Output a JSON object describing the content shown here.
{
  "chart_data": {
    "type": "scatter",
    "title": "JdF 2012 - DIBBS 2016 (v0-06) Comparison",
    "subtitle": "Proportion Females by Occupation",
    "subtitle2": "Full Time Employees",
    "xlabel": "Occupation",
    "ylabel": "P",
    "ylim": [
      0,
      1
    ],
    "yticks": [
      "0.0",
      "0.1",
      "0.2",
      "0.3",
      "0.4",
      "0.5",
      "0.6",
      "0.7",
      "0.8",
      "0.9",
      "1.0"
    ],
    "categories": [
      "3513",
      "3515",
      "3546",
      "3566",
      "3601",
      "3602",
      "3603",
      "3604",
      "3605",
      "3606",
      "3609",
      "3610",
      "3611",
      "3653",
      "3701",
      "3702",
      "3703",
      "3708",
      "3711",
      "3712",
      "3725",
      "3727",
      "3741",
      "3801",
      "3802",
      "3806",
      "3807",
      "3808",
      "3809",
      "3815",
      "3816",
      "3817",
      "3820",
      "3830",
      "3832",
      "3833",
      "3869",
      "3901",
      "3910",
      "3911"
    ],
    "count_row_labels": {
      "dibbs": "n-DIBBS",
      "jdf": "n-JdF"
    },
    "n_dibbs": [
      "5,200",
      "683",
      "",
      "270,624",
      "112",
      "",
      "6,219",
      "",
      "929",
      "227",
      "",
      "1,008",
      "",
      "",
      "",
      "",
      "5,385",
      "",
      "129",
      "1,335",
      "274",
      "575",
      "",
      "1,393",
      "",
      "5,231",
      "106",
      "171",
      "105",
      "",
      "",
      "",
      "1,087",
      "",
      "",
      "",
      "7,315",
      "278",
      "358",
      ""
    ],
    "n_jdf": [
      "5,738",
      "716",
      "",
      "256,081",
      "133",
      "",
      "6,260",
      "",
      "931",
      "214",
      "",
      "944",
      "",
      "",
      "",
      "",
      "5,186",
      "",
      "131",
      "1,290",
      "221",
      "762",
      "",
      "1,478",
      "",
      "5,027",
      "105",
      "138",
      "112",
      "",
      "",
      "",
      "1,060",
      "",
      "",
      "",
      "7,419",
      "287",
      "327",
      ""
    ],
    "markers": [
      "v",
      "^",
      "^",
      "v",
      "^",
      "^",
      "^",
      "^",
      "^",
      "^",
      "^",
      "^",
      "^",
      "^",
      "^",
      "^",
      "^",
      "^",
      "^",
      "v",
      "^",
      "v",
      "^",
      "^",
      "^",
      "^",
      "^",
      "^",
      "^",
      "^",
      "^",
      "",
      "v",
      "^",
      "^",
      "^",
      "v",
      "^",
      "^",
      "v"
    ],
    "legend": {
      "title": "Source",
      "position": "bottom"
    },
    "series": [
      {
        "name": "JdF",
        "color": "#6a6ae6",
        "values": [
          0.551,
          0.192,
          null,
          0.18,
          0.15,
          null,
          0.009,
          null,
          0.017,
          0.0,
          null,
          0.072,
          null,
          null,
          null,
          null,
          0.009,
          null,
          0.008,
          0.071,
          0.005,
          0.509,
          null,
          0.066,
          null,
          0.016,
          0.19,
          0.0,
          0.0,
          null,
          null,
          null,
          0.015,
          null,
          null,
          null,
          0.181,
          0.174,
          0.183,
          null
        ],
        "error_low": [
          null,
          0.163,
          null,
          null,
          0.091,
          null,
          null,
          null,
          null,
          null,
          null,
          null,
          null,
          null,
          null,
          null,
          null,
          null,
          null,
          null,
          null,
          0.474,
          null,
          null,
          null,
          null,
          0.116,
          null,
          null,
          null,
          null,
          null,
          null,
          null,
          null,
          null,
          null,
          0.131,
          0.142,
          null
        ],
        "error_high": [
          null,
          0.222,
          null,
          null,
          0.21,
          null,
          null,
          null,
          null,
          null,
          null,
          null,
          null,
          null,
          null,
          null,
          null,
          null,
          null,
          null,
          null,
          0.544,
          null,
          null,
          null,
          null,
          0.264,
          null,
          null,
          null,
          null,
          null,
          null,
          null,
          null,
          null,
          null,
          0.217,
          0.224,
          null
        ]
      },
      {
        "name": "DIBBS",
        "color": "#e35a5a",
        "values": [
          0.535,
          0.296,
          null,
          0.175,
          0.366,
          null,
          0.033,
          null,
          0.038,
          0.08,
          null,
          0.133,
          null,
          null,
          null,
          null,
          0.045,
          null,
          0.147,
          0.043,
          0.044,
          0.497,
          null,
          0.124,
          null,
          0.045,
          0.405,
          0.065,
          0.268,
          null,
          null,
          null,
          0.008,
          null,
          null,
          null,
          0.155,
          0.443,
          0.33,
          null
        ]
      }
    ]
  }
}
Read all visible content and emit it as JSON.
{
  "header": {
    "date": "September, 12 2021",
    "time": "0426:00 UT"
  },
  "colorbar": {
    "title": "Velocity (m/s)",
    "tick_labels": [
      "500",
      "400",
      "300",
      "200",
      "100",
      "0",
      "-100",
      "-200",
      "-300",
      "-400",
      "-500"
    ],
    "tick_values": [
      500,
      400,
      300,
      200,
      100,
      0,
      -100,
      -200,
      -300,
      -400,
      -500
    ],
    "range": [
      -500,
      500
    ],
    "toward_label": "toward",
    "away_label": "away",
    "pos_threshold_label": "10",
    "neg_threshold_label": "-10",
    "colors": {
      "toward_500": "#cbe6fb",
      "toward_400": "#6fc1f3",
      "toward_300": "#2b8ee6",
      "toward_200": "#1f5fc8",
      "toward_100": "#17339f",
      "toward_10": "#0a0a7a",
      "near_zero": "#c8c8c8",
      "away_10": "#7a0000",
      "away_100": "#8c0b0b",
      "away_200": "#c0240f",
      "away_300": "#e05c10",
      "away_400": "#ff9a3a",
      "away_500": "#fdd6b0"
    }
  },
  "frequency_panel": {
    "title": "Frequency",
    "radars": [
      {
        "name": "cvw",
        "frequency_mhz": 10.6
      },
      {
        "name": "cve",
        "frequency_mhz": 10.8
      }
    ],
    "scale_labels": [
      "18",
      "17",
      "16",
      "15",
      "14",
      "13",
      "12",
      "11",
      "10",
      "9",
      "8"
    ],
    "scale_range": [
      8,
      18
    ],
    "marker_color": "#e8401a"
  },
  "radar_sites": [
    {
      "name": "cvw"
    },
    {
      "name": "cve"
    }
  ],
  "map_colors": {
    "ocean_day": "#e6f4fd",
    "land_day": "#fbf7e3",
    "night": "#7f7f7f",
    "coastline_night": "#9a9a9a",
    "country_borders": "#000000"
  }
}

+++

• Short task
In the listing above, find the line containing "Read all visible content and emit it as JSON.", then reproduce it and each line after it through the end, exactly and with nothing added.

• Worked answer
Read all visible content and emit it as JSON.
{
  "header": {
    "date": "September, 12 2021",
    "time": "0426:00 UT"
  },
  "colorbar": {
    "title": "Velocity (m/s)",
    "tick_labels": [
      "500",
      "400",
      "300",
      "200",
      "100",
      "0",
      "-100",
      "-200",
      "-300",
      "-400",
      "-500"
    ],
    "tick_values": [
      500,
      400,
      300,
      200,
      100,
      0,
      -100,
      -200,
      -300,
      -400,
      -500
    ],
    "range": [
      -500,
      500
    ],
    "toward_label": "toward",
    "away_label": "away",
    "pos_threshold_label": "10",
    "neg_threshold_label": "-10",
    "colors": {
      "toward_500": "#cbe6fb",
      "toward_400": "#6fc1f3",
      "toward_300": "#2b8ee6",
      "toward_200": "#1f5fc8",
      "toward_100": "#17339f",
      "toward_10": "#0a0a7a",
      "near_zero": "#c8c8c8",
      "away_10": "#7a0000",
      "away_100": "#8c0b0b",
      "away_200": "#c0240f",
      "away_300": "#e05c10",
      "away_400": "#ff9a3a",
      "away_500": "#fdd6b0"
    }
  },
  "frequency_panel": {
    "title": "Frequency",
    "radars": [
      {
        "name": "cvw",
        "frequency_mhz": 10.6
      },
      {
        "name": "cve",
        "frequency_mhz": 10.8
      }
    ],
    "scale_labels": [
      "18",
      "17",
      "16",
      "15",
      "14",
      "13",
      "12",
      "11",
      "10",
      "9",
      "8"
    ],
    "scale_range": [
      8,
      18
    ],
    "marker_color": "#e8401a"
  },
  "radar_sites": [
    {
      "name": "cvw"
    },
    {
      "name": "cve"
    }
  ],
  "map_colors": {
    "ocean_day": "#e6f4fd",
    "land_day": "#fbf7e3",
    "night": "#7f7f7f",
    "coastline_night": "#9a9a9a",
    "country_borders": "#000000"
  }
}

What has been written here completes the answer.